Every record must be transcribed in its entirety, apart from the images, which are to be omitted.

(Dataset records on visual material)
======

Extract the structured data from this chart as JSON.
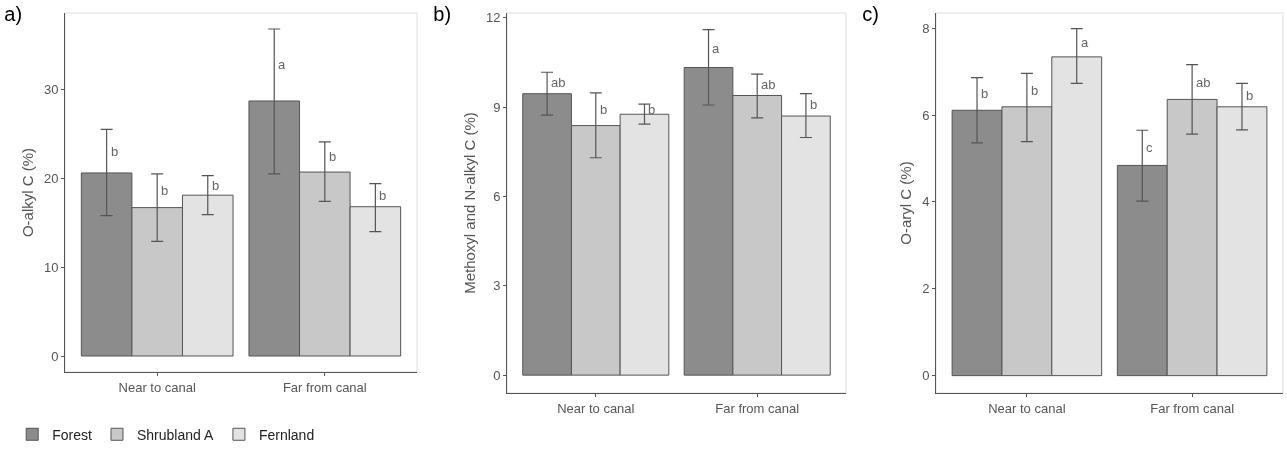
{
  "chart_data": [
    {
      "type": "bar",
      "title": "a)",
      "ylabel": "O-alkyl C (%)",
      "categories": [
        "Near to canal",
        "Far from canal"
      ],
      "ylim": [
        -1.8,
        38.6
      ],
      "yticks": [
        0,
        10,
        20,
        30
      ],
      "grid": false,
      "legend": "bottom",
      "series": [
        {
          "name": "Forest",
          "color": "#8c8c8c",
          "values": [
            20.6,
            28.7
          ],
          "errors": [
            [
              15.8,
              25.5
            ],
            [
              20.5,
              36.8
            ]
          ],
          "value_labels": [
            "b",
            "a"
          ]
        },
        {
          "name": "Shrubland A",
          "color": "#c8c8c8",
          "values": [
            16.7,
            20.7
          ],
          "errors": [
            [
              12.9,
              20.5
            ],
            [
              17.4,
              24.1
            ]
          ],
          "value_labels": [
            "b",
            "b"
          ]
        },
        {
          "name": "Fernland",
          "color": "#e3e3e3",
          "values": [
            18.1,
            16.8
          ],
          "errors": [
            [
              15.9,
              20.3
            ],
            [
              14.0,
              19.4
            ]
          ],
          "value_labels": [
            "b",
            "b"
          ]
        }
      ]
    },
    {
      "type": "bar",
      "title": "b)",
      "ylabel": "Methoxyl and N-alkyl C (%)",
      "categories": [
        "Near to canal",
        "Far from canal"
      ],
      "ylim": [
        -0.6,
        12.16
      ],
      "yticks": [
        0,
        3,
        6,
        9,
        12
      ],
      "grid": false,
      "series": [
        {
          "color": "#8c8c8c",
          "values": [
            9.45,
            10.33
          ],
          "errors": [
            [
              8.73,
              10.17
            ],
            [
              9.07,
              11.6
            ]
          ],
          "value_labels": [
            "ab",
            "a"
          ]
        },
        {
          "color": "#c8c8c8",
          "values": [
            8.38,
            9.39
          ],
          "errors": [
            [
              7.3,
              9.48
            ],
            [
              8.64,
              10.11
            ]
          ],
          "value_labels": [
            "b",
            "ab"
          ]
        },
        {
          "color": "#e3e3e3",
          "values": [
            8.76,
            8.7
          ],
          "errors": [
            [
              8.43,
              9.1
            ],
            [
              7.98,
              9.45
            ]
          ],
          "value_labels": [
            "b",
            "b"
          ]
        }
      ]
    },
    {
      "type": "bar",
      "title": "c)",
      "ylabel": "O-aryl C (%)",
      "categories": [
        "Near to canal",
        "Far from canal"
      ],
      "ylim": [
        -0.4,
        8.35
      ],
      "yticks": [
        0,
        2,
        4,
        6,
        8
      ],
      "grid": false,
      "series": [
        {
          "color": "#8c8c8c",
          "values": [
            6.11,
            4.84
          ],
          "errors": [
            [
              5.36,
              6.86
            ],
            [
              4.02,
              5.65
            ]
          ],
          "value_labels": [
            "b",
            "c"
          ]
        },
        {
          "color": "#c8c8c8",
          "values": [
            6.19,
            6.36
          ],
          "errors": [
            [
              5.39,
              6.96
            ],
            [
              5.56,
              7.16
            ]
          ],
          "value_labels": [
            "b",
            "ab"
          ]
        },
        {
          "color": "#e3e3e3",
          "values": [
            7.34,
            6.19
          ],
          "errors": [
            [
              6.73,
              7.99
            ],
            [
              5.66,
              6.73
            ]
          ],
          "value_labels": [
            "a",
            "b"
          ]
        }
      ]
    }
  ]
}
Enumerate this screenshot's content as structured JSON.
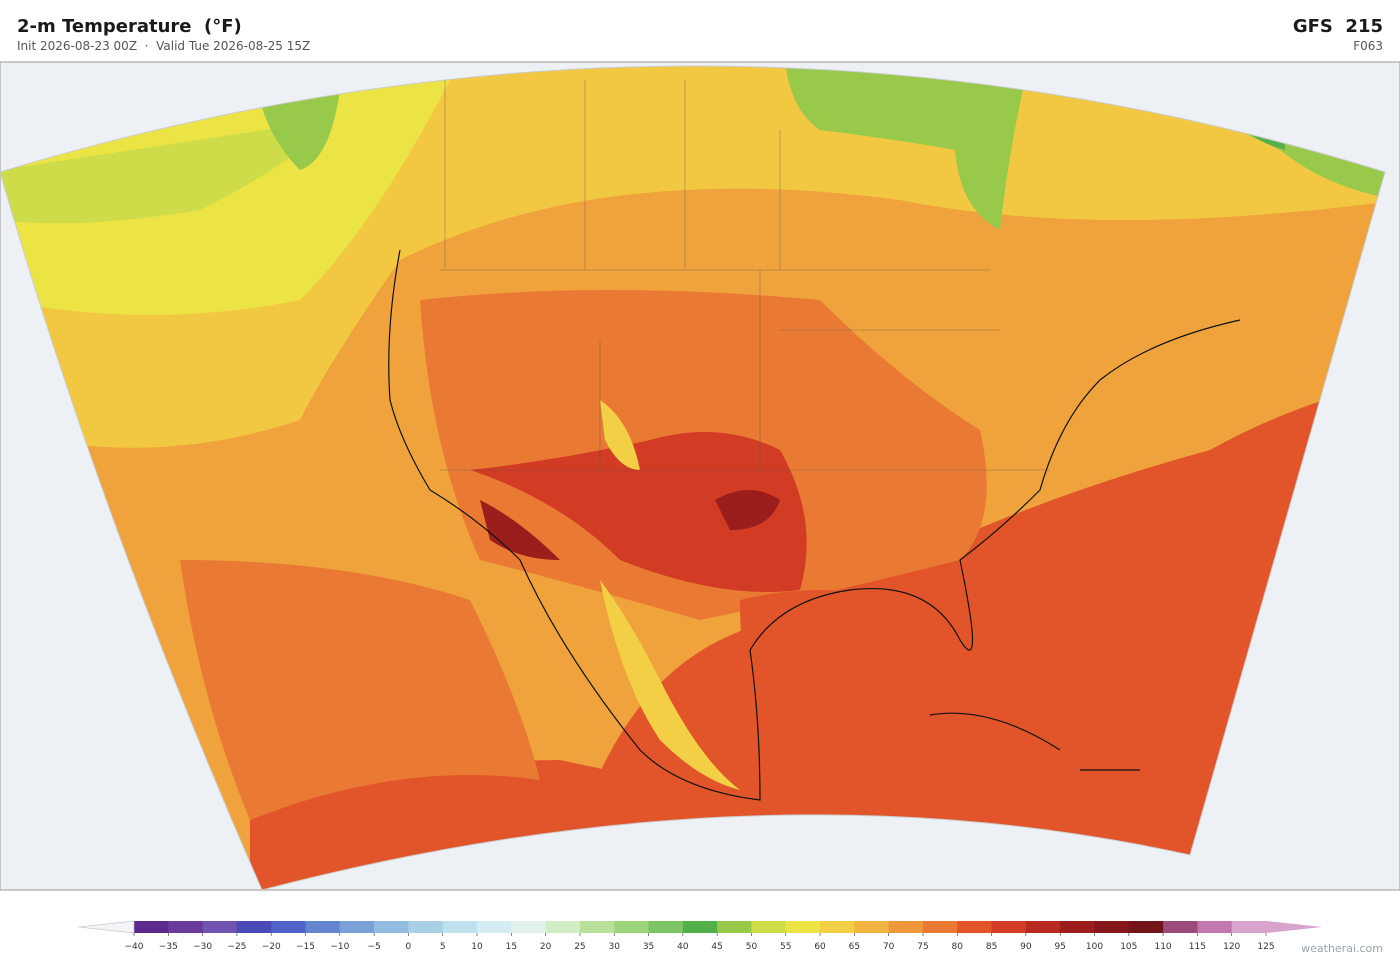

======

◆ Result for this exercise:
Extract the structured data from this chart as JSON.
{
  "chart_data": [
    {
      "type": "bar",
      "title": "a)",
      "ylabel": "O-alkyl C (%)",
      "categories": [
        "Near to canal",
        "Far from canal"
      ],
      "ylim": [
        -1.8,
        38.6
      ],
      "yticks": [
        0,
        10,
        20,
        30
      ],
      "grid": false,
      "legend": "bottom",
      "series": [
        {
          "name": "Forest",
          "color": "#8c8c8c",
          "values": [
            20.6,
            28.7
          ],
          "errors": [
            [
              15.8,
              25.5
            ],
            [
              20.5,
              36.8
            ]
          ],
          "value_labels": [
            "b",
            "a"
          ]
        },
        {
          "name": "Shrubland A",
          "color": "#c8c8c8",
          "values": [
            16.7,
            20.7
          ],
          "errors": [
            [
              12.9,
              20.5
            ],
            [
              17.4,
              24.1
            ]
          ],
          "value_labels": [
            "b",
            "b"
          ]
        },
        {
          "name": "Fernland",
          "color": "#e3e3e3",
          "values": [
            18.1,
            16.8
          ],
          "errors": [
            [
              15.9,
              20.3
            ],
            [
              14.0,
              19.4
            ]
          ],
          "value_labels": [
            "b",
            "b"
          ]
        }
      ]
    },
    {
      "type": "bar",
      "title": "b)",
      "ylabel": "Methoxyl and N-alkyl C (%)",
      "categories": [
        "Near to canal",
        "Far from canal"
      ],
      "ylim": [
        -0.6,
        12.16
      ],
      "yticks": [
        0,
        3,
        6,
        9,
        12
      ],
      "grid": false,
      "series": [
        {
          "color": "#8c8c8c",
          "values": [
            9.45,
            10.33
          ],
          "errors": [
            [
              8.73,
              10.17
            ],
            [
              9.07,
              11.6
            ]
          ],
          "value_labels": [
            "ab",
            "a"
          ]
        },
        {
          "color": "#c8c8c8",
          "values": [
            8.38,
            9.39
          ],
          "errors": [
            [
              7.3,
              9.48
            ],
            [
              8.64,
              10.11
            ]
          ],
          "value_labels": [
            "b",
            "ab"
          ]
        },
        {
          "color": "#e3e3e3",
          "values": [
            8.76,
            8.7
          ],
          "errors": [
            [
              8.43,
              9.1
            ],
            [
              7.98,
              9.45
            ]
          ],
          "value_labels": [
            "b",
            "b"
          ]
        }
      ]
    },
    {
      "type": "bar",
      "title": "c)",
      "ylabel": "O-aryl C (%)",
      "categories": [
        "Near to canal",
        "Far from canal"
      ],
      "ylim": [
        -0.4,
        8.35
      ],
      "yticks": [
        0,
        2,
        4,
        6,
        8
      ],
      "grid": false,
      "series": [
        {
          "color": "#8c8c8c",
          "values": [
            6.11,
            4.84
          ],
          "errors": [
            [
              5.36,
              6.86
            ],
            [
              4.02,
              5.65
            ]
          ],
          "value_labels": [
            "b",
            "c"
          ]
        },
        {
          "color": "#c8c8c8",
          "values": [
            6.19,
            6.36
          ],
          "errors": [
            [
              5.39,
              6.96
            ],
            [
              5.56,
              7.16
            ]
          ],
          "value_labels": [
            "b",
            "ab"
          ]
        },
        {
          "color": "#e3e3e3",
          "values": [
            7.34,
            6.19
          ],
          "errors": [
            [
              6.73,
              7.99
            ],
            [
              5.66,
              6.73
            ]
          ],
          "value_labels": [
            "a",
            "b"
          ]
        }
      ]
    }
  ]
}
Enumerate this screenshot's content as structured JSON.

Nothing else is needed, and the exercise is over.